▶ _Your objective_:
Return each line of the records holding the string "профессиональным".

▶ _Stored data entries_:
● ● ● ● ●
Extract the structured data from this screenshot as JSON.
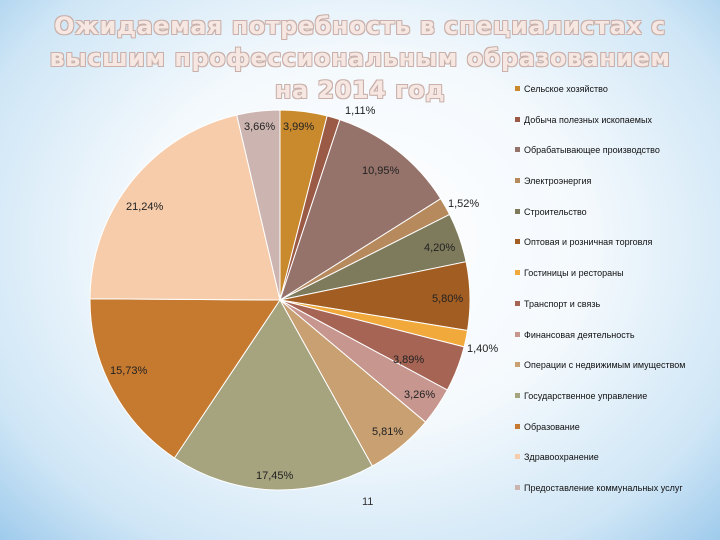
{
  "title_lines": [
    "Ожидаемая потребность в специалистах с",
    "высшим профессиональным образованием",
    "на 2014 год"
  ],
  "page_number": "11",
  "chart_data": {
    "type": "pie",
    "title": "Ожидаемая потребность в специалистах с высшим профессиональным образованием на 2014 год",
    "legend_position": "right",
    "series": [
      {
        "name": "Сельское хозяйство",
        "value": 3.99,
        "label": "3,99%",
        "color": "#c98a2e"
      },
      {
        "name": "Добыча полезных ископаемых",
        "value": 1.11,
        "label": "1,11%",
        "color": "#9b5a45"
      },
      {
        "name": "Обрабатывающее производство",
        "value": 10.95,
        "label": "10,95%",
        "color": "#95736a"
      },
      {
        "name": "Электроэнергия",
        "value": 1.52,
        "label": "1,52%",
        "color": "#b78a5e"
      },
      {
        "name": "Строительство",
        "value": 4.2,
        "label": "4,20%",
        "color": "#7e7a5c"
      },
      {
        "name": "Оптовая и розничная торговля",
        "value": 5.8,
        "label": "5,80%",
        "color": "#a25e22"
      },
      {
        "name": "Гостиницы и рестораны",
        "value": 1.4,
        "label": "1,40%",
        "color": "#f0a93a"
      },
      {
        "name": "Транспорт и связь",
        "value": 3.89,
        "label": "3,89%",
        "color": "#a66454"
      },
      {
        "name": "Финансовая деятельность",
        "value": 3.26,
        "label": "3,26%",
        "color": "#c7968f"
      },
      {
        "name": "Операции с недвижимым имуществом",
        "value": 5.81,
        "label": "5,81%",
        "color": "#c8a072"
      },
      {
        "name": "Государственное управление",
        "value": 17.45,
        "label": "17,45%",
        "color": "#a6a37f"
      },
      {
        "name": "Образование",
        "value": 15.73,
        "label": "15,73%",
        "color": "#c67a30"
      },
      {
        "name": "Здравоохранение",
        "value": 21.24,
        "label": "21,24%",
        "color": "#f6ccab"
      },
      {
        "name": "Предоставление коммунальных услуг",
        "value": 3.66,
        "label": "3,66%",
        "color": "#ccb5b1"
      }
    ]
  }
}
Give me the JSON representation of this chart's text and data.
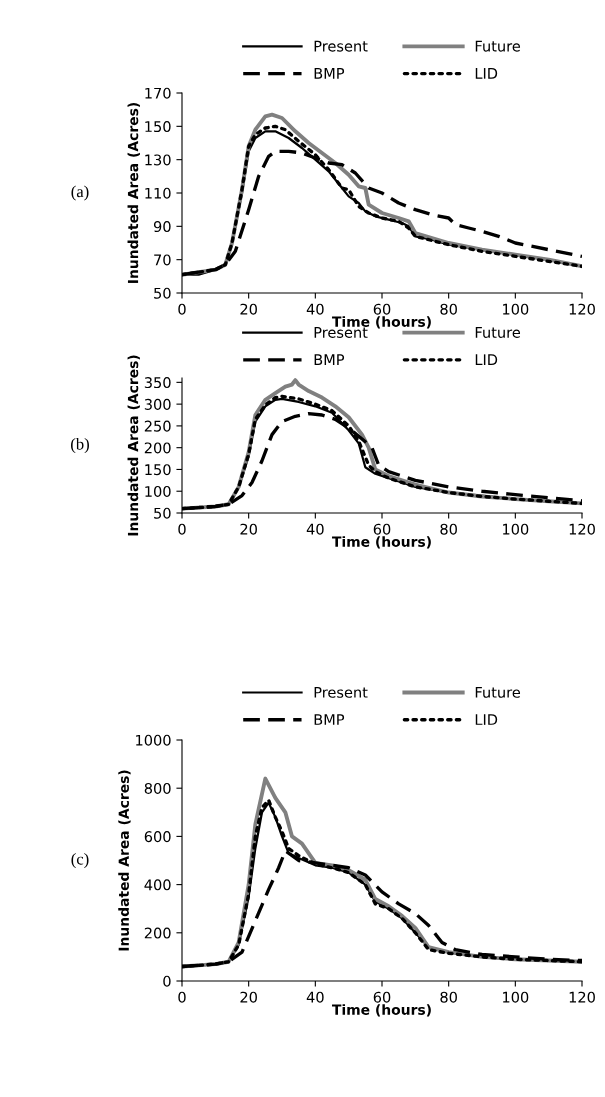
{
  "chart_data": [
    {
      "type": "line",
      "xlabel": "Time (hours)",
      "ylabel": "Inundated Area (Acres)",
      "annotations": [
        "(a)"
      ],
      "xlim": [
        0,
        120
      ],
      "xticks": [
        0,
        20,
        40,
        60,
        80,
        100,
        120
      ],
      "ylim": [
        50,
        170
      ],
      "yticks": [
        50,
        70,
        90,
        110,
        130,
        150,
        170
      ],
      "grid": false,
      "legend": "top",
      "marker": "none",
      "series": [
        {
          "name": "Present",
          "color": "#000000",
          "line_style": "solid",
          "x": [
            0,
            5,
            10,
            13,
            15,
            18,
            20,
            22,
            25,
            28,
            32,
            36,
            40,
            44,
            48,
            50,
            53,
            55,
            58,
            62,
            66,
            68,
            70,
            75,
            80,
            90,
            100,
            110,
            120
          ],
          "values": [
            61,
            61,
            64,
            67,
            80,
            110,
            135,
            143,
            147,
            147,
            143,
            137,
            130,
            123,
            113,
            108,
            104,
            99,
            96,
            94,
            92,
            90,
            84,
            82,
            79,
            76,
            73,
            70,
            66
          ]
        },
        {
          "name": "Future",
          "color": "#808080",
          "line_style": "solid",
          "x": [
            0,
            10,
            13,
            15,
            18,
            20,
            22,
            25,
            27,
            30,
            34,
            38,
            42,
            46,
            50,
            53,
            55,
            56,
            60,
            65,
            68,
            70,
            75,
            80,
            90,
            100,
            110,
            120
          ],
          "values": [
            61,
            64,
            67,
            80,
            112,
            138,
            148,
            156,
            157,
            155,
            147,
            140,
            134,
            128,
            121,
            114,
            113,
            103,
            98,
            95,
            93,
            86,
            83,
            80,
            76,
            73,
            70,
            66
          ]
        },
        {
          "name": "BMP",
          "color": "#000000",
          "line_style": "dashed",
          "x": [
            0,
            10,
            13,
            16,
            20,
            23,
            26,
            28,
            32,
            36,
            40,
            44,
            48,
            52,
            56,
            60,
            65,
            70,
            75,
            80,
            82,
            86,
            90,
            95,
            100,
            110,
            120
          ],
          "values": [
            61,
            64,
            67,
            75,
            100,
            120,
            132,
            135,
            135,
            134,
            131,
            128,
            127,
            122,
            113,
            110,
            104,
            100,
            97,
            95,
            91,
            89,
            87,
            84,
            80,
            76,
            72
          ]
        },
        {
          "name": "LID",
          "color": "#000000",
          "line_style": "dotted",
          "x": [
            0,
            10,
            13,
            15,
            18,
            20,
            22,
            25,
            28,
            31,
            35,
            40,
            44,
            48,
            50,
            53,
            56,
            60,
            65,
            68,
            70,
            80,
            90,
            100,
            110,
            120
          ],
          "values": [
            61,
            64,
            67,
            80,
            112,
            138,
            145,
            149,
            150,
            148,
            141,
            133,
            124,
            113,
            112,
            102,
            98,
            95,
            93,
            89,
            84,
            79,
            75,
            72,
            69,
            66
          ]
        }
      ]
    },
    {
      "type": "line",
      "xlabel": "Time (hours)",
      "ylabel": "Inundated Area (Acres)",
      "annotations": [
        "(b)"
      ],
      "xlim": [
        0,
        120
      ],
      "xticks": [
        0,
        20,
        40,
        60,
        80,
        100,
        120
      ],
      "ylim": [
        50,
        360
      ],
      "yticks": [
        50,
        100,
        150,
        200,
        250,
        300,
        350
      ],
      "grid": false,
      "legend": "top",
      "marker": "none",
      "series": [
        {
          "name": "Present",
          "color": "#000000",
          "line_style": "solid",
          "x": [
            0,
            10,
            14,
            17,
            20,
            22,
            25,
            28,
            30,
            35,
            40,
            45,
            50,
            53,
            55,
            58,
            62,
            66,
            70,
            80,
            90,
            100,
            110,
            120
          ],
          "values": [
            60,
            65,
            70,
            110,
            180,
            260,
            295,
            310,
            312,
            305,
            295,
            280,
            240,
            210,
            155,
            140,
            130,
            120,
            110,
            97,
            90,
            82,
            77,
            72
          ]
        },
        {
          "name": "Future",
          "color": "#808080",
          "line_style": "solid",
          "x": [
            0,
            10,
            14,
            17,
            20,
            22,
            25,
            28,
            31,
            33,
            34,
            35,
            38,
            42,
            46,
            50,
            54,
            56,
            58,
            62,
            70,
            80,
            90,
            100,
            110,
            120
          ],
          "values": [
            60,
            65,
            70,
            110,
            190,
            275,
            310,
            325,
            340,
            345,
            355,
            345,
            330,
            315,
            295,
            270,
            230,
            200,
            150,
            135,
            115,
            97,
            88,
            82,
            77,
            72
          ]
        },
        {
          "name": "BMP",
          "color": "#000000",
          "line_style": "dashed",
          "x": [
            0,
            10,
            14,
            18,
            21,
            24,
            27,
            30,
            34,
            38,
            42,
            46,
            50,
            54,
            57,
            59,
            62,
            66,
            70,
            80,
            90,
            100,
            110,
            120
          ],
          "values": [
            60,
            65,
            70,
            90,
            120,
            170,
            230,
            260,
            272,
            278,
            275,
            265,
            245,
            220,
            200,
            160,
            145,
            135,
            125,
            110,
            100,
            92,
            85,
            78
          ]
        },
        {
          "name": "LID",
          "color": "#000000",
          "line_style": "dotted",
          "x": [
            0,
            10,
            14,
            17,
            20,
            22,
            25,
            28,
            30,
            35,
            40,
            45,
            50,
            53,
            56,
            58,
            62,
            70,
            80,
            90,
            100,
            110,
            120
          ],
          "values": [
            60,
            65,
            70,
            110,
            185,
            265,
            298,
            315,
            318,
            312,
            300,
            285,
            250,
            215,
            160,
            145,
            130,
            110,
            97,
            88,
            82,
            77,
            72
          ]
        }
      ]
    },
    {
      "type": "line",
      "xlabel": "Time (hours)",
      "ylabel": "Inundated Area (Acres)",
      "annotations": [
        "(c)"
      ],
      "xlim": [
        0,
        120
      ],
      "xticks": [
        0,
        20,
        40,
        60,
        80,
        100,
        120
      ],
      "ylim": [
        0,
        1000
      ],
      "yticks": [
        0,
        200,
        400,
        600,
        800,
        1000
      ],
      "grid": false,
      "legend": "top",
      "marker": "none",
      "series": [
        {
          "name": "Present",
          "color": "#000000",
          "line_style": "solid",
          "x": [
            0,
            10,
            14,
            17,
            20,
            22,
            24,
            26,
            28,
            30,
            32,
            35,
            40,
            45,
            50,
            55,
            58,
            62,
            66,
            70,
            74,
            80,
            90,
            100,
            110,
            120
          ],
          "values": [
            60,
            70,
            80,
            150,
            350,
            550,
            700,
            740,
            680,
            600,
            530,
            510,
            480,
            470,
            450,
            400,
            330,
            300,
            260,
            200,
            140,
            120,
            100,
            90,
            85,
            80
          ]
        },
        {
          "name": "Future",
          "color": "#808080",
          "line_style": "solid",
          "x": [
            0,
            10,
            14,
            17,
            20,
            22,
            25,
            28,
            31,
            33,
            36,
            40,
            45,
            50,
            55,
            58,
            62,
            66,
            70,
            74,
            80,
            90,
            100,
            110,
            120
          ],
          "values": [
            60,
            70,
            80,
            160,
            400,
            650,
            840,
            760,
            700,
            600,
            570,
            490,
            480,
            460,
            420,
            340,
            310,
            270,
            220,
            140,
            120,
            100,
            90,
            85,
            80
          ]
        },
        {
          "name": "BMP",
          "color": "#000000",
          "line_style": "dashed",
          "x": [
            0,
            10,
            14,
            18,
            22,
            26,
            29,
            31,
            35,
            40,
            45,
            50,
            55,
            60,
            65,
            70,
            74,
            78,
            82,
            90,
            100,
            110,
            120
          ],
          "values": [
            60,
            70,
            80,
            120,
            250,
            380,
            470,
            540,
            500,
            490,
            480,
            470,
            440,
            370,
            320,
            280,
            230,
            160,
            130,
            110,
            100,
            90,
            85
          ]
        },
        {
          "name": "LID",
          "color": "#000000",
          "line_style": "dotted",
          "x": [
            0,
            10,
            14,
            17,
            20,
            22,
            24,
            26,
            28,
            30,
            32,
            35,
            40,
            45,
            50,
            55,
            58,
            62,
            66,
            70,
            74,
            80,
            90,
            100,
            110,
            120
          ],
          "values": [
            60,
            70,
            80,
            150,
            360,
            600,
            720,
            750,
            680,
            620,
            550,
            520,
            485,
            470,
            450,
            400,
            320,
            300,
            260,
            200,
            130,
            115,
            100,
            90,
            85,
            80
          ]
        }
      ]
    }
  ]
}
● ● ● ● ●
▶ _Answer to the exercise_:
    "высшим профессиональным образованием",
    "title": "Ожидаемая потребность в специалистах с высшим профессиональным образованием на 2014 год",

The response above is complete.